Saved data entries
◆ ◆ ◆ ◆ ◆

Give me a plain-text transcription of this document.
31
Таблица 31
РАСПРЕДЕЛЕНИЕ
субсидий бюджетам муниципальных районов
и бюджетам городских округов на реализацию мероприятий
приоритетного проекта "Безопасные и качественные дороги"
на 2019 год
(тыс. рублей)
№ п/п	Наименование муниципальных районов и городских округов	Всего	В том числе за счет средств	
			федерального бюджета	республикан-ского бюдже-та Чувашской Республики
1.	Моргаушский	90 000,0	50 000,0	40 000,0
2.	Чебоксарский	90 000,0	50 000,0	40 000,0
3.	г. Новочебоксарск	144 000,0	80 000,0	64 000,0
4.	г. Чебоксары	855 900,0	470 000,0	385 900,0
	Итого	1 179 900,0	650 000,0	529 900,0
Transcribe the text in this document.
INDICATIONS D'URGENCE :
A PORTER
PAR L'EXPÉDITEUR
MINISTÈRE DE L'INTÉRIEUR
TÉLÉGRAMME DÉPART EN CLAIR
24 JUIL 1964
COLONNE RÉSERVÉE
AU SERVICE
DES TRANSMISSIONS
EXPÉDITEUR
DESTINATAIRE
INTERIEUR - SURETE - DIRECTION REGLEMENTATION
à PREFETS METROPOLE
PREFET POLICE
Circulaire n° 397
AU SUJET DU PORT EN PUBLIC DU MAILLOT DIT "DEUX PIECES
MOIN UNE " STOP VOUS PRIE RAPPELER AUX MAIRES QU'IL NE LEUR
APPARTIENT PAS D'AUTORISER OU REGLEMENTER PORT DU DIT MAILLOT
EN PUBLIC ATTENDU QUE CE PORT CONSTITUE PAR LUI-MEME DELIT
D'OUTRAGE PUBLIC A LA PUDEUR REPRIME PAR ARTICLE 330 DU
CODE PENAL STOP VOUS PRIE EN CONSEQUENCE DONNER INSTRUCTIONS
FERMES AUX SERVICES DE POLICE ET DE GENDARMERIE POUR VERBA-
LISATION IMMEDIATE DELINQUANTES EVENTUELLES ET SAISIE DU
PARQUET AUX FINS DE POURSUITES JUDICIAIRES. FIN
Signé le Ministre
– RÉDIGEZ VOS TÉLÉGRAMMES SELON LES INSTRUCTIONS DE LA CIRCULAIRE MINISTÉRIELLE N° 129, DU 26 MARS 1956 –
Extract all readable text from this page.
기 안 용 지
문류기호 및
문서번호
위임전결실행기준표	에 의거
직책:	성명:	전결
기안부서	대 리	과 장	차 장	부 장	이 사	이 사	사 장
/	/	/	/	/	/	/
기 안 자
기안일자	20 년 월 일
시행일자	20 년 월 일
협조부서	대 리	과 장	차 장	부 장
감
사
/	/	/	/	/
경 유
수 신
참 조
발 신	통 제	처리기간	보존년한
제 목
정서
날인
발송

◆ ◆ ◆ ◆ ◆

**YOUR GOAL**
Of the lines in the records, determine how many contain the word "STOP", and report that number alone.

**WRITTEN RESPONSE**
2